## [EXERCISE PROMPT]
Wherever the word "Kroupa" appears in the entries, copy the whole line.

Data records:

+ + +

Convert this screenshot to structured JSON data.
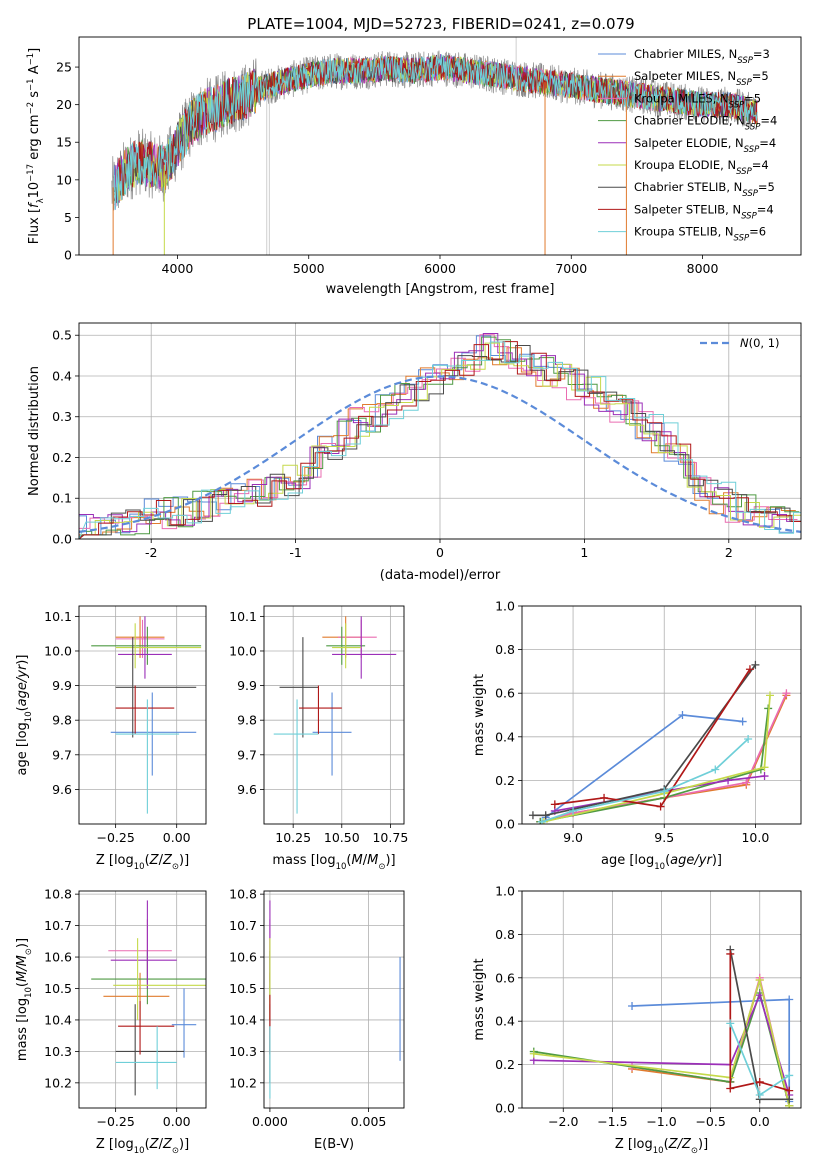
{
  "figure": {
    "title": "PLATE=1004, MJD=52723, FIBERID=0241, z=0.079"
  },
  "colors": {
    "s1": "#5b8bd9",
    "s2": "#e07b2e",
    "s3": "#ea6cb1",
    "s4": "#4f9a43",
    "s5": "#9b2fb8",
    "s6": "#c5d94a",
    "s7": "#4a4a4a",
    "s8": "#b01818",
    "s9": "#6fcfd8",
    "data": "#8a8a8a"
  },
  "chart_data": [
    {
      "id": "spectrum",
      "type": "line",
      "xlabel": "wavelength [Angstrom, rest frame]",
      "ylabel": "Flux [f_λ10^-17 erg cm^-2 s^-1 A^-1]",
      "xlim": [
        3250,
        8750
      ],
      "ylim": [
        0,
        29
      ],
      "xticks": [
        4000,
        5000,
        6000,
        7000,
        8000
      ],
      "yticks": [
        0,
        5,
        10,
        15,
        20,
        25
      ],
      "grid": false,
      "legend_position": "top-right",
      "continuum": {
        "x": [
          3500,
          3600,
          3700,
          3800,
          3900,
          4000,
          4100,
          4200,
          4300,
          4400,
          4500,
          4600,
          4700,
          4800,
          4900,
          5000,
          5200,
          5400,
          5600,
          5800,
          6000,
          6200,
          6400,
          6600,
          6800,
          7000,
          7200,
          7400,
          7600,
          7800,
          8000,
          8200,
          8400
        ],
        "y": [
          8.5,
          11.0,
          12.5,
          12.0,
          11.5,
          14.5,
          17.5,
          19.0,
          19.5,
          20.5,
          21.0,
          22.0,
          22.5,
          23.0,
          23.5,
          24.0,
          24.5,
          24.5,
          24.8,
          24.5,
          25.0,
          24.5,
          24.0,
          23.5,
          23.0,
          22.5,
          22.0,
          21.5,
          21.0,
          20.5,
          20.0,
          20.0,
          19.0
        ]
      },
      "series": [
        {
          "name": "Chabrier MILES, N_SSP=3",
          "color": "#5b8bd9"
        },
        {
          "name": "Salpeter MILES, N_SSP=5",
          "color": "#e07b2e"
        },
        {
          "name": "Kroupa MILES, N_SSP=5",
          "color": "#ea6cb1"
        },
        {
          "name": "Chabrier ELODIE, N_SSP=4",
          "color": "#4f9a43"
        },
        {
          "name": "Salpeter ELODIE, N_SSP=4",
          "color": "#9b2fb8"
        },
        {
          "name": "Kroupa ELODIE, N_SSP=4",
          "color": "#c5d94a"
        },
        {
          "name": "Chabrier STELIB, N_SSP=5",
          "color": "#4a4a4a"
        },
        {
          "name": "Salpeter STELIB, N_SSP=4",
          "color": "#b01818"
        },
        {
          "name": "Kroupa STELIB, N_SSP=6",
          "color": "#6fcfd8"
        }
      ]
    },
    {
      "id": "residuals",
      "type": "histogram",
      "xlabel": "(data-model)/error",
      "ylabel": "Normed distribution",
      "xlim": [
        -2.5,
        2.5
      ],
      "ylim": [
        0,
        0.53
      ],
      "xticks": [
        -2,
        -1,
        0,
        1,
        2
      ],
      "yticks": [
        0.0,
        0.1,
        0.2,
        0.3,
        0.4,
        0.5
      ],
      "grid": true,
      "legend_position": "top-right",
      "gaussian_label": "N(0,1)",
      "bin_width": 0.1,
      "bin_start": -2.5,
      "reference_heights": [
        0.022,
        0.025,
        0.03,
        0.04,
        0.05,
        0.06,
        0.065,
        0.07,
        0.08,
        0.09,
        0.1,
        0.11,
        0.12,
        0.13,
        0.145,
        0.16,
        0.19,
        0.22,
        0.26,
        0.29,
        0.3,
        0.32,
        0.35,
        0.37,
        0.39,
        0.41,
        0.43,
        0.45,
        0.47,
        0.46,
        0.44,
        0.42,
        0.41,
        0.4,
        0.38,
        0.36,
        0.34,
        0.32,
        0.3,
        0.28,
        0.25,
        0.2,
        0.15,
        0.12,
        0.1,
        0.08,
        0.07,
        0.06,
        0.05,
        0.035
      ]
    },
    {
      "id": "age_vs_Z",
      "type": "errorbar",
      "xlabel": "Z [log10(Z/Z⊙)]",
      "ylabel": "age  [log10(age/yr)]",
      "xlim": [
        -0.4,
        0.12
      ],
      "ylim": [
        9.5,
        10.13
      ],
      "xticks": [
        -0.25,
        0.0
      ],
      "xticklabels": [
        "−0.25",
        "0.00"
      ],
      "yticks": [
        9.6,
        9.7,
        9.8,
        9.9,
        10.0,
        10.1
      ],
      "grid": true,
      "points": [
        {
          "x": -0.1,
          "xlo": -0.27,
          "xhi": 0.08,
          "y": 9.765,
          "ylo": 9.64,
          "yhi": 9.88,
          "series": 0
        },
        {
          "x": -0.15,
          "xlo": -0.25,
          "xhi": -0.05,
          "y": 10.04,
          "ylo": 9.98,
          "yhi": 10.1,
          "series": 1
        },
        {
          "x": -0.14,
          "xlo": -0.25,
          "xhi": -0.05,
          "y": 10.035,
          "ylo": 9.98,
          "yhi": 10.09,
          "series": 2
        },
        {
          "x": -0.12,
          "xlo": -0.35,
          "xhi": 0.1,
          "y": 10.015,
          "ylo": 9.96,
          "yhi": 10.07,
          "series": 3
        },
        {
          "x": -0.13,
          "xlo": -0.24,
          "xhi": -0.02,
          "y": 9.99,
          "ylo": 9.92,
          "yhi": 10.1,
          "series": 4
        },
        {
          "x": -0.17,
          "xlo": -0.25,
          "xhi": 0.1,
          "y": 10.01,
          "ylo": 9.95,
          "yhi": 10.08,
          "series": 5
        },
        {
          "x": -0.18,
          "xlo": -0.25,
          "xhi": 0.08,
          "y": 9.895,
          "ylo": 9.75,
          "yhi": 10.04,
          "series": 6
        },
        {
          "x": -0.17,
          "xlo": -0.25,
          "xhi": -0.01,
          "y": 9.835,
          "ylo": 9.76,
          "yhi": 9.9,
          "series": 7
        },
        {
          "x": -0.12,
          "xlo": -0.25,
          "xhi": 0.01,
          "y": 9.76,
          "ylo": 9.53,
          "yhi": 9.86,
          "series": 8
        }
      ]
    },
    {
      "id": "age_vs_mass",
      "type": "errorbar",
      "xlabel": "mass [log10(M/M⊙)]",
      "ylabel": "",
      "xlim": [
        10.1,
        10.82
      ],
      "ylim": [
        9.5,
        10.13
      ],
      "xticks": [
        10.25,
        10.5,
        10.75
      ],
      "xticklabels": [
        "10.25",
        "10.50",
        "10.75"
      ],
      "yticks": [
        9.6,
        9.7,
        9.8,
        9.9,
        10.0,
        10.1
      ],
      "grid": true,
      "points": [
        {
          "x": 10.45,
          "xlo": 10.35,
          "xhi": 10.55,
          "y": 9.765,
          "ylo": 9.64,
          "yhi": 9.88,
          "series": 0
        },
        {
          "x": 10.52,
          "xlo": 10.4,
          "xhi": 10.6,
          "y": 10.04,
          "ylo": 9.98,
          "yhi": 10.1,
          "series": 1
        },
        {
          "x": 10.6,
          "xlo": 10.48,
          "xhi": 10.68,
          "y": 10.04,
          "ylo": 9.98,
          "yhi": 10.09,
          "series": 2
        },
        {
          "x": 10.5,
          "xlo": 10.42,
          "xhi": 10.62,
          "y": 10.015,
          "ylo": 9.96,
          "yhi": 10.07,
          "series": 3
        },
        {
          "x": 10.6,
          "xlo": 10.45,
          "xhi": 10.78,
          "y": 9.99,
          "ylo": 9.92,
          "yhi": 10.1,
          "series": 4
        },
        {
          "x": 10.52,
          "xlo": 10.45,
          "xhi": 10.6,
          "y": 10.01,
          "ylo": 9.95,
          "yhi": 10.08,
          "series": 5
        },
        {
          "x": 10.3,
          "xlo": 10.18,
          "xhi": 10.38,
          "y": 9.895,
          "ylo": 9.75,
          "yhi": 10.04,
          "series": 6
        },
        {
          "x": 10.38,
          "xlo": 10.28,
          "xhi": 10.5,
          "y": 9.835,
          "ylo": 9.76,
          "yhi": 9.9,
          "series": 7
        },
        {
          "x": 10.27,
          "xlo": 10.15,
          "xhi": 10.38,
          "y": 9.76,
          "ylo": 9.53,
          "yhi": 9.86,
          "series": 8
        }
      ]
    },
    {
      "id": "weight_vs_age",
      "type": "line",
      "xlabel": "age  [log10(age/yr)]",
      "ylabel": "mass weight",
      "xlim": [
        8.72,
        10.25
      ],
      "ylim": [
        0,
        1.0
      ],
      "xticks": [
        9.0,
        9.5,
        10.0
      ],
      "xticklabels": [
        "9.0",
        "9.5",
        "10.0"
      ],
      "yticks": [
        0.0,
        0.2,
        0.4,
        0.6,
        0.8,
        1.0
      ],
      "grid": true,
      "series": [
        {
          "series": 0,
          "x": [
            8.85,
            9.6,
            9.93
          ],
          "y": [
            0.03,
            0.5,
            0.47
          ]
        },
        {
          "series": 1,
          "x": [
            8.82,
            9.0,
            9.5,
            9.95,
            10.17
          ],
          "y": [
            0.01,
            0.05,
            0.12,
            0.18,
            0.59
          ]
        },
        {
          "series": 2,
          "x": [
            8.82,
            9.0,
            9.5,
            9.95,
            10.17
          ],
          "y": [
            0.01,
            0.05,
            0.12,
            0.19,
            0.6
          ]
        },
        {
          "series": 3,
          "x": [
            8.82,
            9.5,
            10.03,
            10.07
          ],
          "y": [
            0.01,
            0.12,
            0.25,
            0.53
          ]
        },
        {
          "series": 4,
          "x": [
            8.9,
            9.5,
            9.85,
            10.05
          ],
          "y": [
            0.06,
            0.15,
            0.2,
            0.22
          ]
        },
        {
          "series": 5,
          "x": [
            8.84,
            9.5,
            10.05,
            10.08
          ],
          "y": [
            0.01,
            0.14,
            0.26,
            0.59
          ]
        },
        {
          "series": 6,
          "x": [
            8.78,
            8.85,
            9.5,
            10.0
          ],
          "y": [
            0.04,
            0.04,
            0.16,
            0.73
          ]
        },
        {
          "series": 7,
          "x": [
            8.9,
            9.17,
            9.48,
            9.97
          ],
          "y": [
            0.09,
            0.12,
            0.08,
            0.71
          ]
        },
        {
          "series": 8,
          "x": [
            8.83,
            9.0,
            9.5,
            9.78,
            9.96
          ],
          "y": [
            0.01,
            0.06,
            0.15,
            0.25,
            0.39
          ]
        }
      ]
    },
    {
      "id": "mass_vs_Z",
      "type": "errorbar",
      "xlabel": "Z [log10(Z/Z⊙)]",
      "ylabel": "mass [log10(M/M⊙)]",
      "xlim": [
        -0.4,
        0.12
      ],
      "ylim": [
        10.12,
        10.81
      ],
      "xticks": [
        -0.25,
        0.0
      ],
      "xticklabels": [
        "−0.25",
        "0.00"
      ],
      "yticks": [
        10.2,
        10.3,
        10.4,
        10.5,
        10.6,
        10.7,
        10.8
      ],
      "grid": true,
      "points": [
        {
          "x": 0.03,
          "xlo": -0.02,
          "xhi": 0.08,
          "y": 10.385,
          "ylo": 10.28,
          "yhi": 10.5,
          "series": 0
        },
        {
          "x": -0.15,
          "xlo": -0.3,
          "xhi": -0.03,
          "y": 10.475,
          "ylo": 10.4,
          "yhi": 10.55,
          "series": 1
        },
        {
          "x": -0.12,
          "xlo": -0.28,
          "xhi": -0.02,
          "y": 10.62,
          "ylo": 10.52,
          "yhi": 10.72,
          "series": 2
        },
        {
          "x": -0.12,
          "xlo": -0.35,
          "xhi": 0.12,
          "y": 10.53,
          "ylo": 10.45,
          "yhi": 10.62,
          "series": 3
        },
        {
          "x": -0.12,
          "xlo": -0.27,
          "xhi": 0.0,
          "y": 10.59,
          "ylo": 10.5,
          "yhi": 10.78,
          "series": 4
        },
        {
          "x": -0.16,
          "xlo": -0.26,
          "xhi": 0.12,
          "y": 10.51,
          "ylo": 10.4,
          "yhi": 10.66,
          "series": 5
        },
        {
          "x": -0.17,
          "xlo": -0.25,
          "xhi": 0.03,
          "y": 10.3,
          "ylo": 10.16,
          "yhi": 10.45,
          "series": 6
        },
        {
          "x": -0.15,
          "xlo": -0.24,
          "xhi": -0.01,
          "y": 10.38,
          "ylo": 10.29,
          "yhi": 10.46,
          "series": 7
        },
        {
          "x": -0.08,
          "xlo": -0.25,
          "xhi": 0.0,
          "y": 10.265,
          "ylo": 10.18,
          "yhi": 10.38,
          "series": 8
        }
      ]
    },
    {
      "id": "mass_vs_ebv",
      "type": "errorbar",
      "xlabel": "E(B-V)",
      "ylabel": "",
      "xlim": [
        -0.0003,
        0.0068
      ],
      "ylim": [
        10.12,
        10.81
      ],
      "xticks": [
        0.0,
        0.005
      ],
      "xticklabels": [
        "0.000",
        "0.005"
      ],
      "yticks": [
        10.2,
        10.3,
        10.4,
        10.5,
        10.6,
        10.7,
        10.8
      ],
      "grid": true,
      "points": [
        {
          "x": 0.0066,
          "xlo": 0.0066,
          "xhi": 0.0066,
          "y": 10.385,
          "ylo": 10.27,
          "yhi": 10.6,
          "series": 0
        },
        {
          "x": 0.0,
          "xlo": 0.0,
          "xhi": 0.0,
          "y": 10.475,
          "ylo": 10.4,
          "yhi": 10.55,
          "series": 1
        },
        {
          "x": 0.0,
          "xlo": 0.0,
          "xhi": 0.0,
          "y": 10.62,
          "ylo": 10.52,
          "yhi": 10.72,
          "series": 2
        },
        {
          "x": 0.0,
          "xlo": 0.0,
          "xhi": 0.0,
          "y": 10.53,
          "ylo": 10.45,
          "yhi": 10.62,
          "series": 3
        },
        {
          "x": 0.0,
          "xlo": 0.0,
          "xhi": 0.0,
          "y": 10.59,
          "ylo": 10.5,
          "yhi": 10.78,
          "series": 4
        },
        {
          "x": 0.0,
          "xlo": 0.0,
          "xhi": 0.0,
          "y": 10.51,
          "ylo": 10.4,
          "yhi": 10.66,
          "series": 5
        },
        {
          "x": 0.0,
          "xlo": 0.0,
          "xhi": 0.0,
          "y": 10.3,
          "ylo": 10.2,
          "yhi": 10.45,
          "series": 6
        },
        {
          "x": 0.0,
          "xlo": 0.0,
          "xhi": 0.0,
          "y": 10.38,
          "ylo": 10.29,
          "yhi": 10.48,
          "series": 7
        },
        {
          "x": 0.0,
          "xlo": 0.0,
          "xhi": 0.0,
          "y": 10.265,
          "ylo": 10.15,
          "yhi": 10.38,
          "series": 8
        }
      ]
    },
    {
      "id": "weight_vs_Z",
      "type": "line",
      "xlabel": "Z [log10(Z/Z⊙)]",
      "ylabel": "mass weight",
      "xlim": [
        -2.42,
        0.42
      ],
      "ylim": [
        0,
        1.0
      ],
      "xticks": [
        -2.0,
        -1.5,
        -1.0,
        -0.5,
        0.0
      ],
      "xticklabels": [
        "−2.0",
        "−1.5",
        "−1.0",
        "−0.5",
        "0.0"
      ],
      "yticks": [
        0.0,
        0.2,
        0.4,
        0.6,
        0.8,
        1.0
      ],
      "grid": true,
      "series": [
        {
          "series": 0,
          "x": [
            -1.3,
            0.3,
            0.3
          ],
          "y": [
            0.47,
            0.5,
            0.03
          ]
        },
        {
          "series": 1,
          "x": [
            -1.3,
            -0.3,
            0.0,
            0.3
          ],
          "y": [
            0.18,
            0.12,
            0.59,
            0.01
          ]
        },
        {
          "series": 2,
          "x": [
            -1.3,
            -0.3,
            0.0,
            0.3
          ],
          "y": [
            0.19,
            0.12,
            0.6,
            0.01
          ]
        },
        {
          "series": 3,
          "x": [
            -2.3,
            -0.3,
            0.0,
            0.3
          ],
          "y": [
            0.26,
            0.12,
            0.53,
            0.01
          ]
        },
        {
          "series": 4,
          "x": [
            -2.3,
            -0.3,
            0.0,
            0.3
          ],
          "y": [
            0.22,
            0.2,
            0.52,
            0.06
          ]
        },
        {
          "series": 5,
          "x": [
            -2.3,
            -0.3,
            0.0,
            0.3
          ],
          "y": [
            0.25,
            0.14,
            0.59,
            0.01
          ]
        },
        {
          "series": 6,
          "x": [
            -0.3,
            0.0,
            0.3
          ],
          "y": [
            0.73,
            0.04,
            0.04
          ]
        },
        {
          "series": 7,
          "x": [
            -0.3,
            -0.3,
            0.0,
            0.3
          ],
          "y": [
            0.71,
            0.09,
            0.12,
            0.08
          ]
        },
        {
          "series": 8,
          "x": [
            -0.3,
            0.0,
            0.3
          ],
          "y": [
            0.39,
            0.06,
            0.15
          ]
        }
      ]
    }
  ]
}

+ + +

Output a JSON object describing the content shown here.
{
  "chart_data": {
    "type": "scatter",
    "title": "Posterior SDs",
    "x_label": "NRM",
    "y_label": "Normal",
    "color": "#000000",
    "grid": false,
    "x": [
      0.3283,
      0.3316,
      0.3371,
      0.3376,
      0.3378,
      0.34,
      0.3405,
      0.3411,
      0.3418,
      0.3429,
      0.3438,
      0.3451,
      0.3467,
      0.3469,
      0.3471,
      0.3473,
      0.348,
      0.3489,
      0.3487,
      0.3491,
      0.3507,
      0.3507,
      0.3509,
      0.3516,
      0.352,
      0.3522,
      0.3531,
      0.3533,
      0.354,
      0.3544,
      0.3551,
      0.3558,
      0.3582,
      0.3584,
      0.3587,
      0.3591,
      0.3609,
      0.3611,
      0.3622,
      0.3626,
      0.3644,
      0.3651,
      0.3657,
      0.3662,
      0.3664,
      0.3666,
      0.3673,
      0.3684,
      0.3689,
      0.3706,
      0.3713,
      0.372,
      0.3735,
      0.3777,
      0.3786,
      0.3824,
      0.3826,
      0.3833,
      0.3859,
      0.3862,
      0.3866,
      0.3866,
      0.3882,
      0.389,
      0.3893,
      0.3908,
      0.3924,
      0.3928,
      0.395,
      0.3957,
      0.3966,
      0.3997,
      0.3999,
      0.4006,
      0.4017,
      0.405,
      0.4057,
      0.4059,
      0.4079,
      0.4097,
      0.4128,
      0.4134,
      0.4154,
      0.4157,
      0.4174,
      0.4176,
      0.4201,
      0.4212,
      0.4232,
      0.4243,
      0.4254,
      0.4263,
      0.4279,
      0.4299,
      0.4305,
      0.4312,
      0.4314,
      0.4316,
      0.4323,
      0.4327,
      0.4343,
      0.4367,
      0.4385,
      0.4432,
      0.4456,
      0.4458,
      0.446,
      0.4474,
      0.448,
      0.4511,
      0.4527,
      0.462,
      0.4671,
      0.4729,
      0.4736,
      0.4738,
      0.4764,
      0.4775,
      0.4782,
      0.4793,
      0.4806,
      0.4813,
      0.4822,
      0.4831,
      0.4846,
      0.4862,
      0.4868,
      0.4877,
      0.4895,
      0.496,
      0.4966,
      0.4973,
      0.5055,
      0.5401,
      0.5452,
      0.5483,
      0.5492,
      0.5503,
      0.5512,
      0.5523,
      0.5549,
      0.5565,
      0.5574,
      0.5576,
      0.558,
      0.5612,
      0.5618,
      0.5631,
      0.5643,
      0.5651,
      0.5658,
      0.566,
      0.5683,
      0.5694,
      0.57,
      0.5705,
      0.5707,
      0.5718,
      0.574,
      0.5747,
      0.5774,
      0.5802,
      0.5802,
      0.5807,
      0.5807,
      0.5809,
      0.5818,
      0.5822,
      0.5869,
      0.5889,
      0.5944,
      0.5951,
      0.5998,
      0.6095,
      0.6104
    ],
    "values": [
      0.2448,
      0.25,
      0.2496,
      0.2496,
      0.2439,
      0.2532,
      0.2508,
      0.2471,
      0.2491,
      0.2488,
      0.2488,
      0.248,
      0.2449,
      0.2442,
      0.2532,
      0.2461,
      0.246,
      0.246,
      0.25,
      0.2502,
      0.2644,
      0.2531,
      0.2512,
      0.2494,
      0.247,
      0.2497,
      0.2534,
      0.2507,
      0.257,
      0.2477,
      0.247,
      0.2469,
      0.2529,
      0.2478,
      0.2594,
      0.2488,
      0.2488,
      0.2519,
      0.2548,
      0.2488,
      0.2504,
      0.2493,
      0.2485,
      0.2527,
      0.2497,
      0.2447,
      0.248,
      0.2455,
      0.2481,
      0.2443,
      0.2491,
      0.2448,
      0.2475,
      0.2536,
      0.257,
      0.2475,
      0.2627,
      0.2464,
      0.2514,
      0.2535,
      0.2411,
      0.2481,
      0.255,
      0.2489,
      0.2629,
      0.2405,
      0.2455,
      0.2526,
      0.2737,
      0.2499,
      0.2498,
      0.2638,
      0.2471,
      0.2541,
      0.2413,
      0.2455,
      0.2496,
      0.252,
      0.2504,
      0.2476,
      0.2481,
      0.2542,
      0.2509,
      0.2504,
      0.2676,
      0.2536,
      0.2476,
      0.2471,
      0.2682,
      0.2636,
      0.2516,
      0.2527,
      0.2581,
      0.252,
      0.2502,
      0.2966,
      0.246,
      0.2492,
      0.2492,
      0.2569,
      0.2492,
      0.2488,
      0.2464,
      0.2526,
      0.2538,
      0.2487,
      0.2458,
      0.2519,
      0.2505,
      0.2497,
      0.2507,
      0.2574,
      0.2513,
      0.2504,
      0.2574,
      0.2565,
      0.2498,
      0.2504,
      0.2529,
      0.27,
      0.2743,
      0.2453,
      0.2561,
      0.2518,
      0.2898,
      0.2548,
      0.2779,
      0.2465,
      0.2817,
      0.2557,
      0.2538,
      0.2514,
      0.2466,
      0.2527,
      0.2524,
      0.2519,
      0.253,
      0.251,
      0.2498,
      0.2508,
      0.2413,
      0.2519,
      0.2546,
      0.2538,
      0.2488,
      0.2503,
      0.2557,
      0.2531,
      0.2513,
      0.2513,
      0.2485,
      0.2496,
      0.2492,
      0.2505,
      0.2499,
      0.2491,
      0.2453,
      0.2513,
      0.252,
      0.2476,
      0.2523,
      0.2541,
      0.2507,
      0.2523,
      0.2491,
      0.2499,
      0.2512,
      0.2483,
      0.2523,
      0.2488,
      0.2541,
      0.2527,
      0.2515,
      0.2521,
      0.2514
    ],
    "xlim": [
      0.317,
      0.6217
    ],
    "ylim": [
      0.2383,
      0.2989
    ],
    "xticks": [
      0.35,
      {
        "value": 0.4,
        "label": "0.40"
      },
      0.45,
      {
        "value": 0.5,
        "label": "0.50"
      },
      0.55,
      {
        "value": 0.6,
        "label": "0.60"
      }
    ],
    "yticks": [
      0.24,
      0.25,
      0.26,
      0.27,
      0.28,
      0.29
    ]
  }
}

+ + +

## [FINAL RESULT]
          "name": "Kroupa MILES, N_SSP=5",
          "name": "Kroupa ELODIE, N_SSP=4",
          "name": "Kroupa STELIB, N_SSP=6",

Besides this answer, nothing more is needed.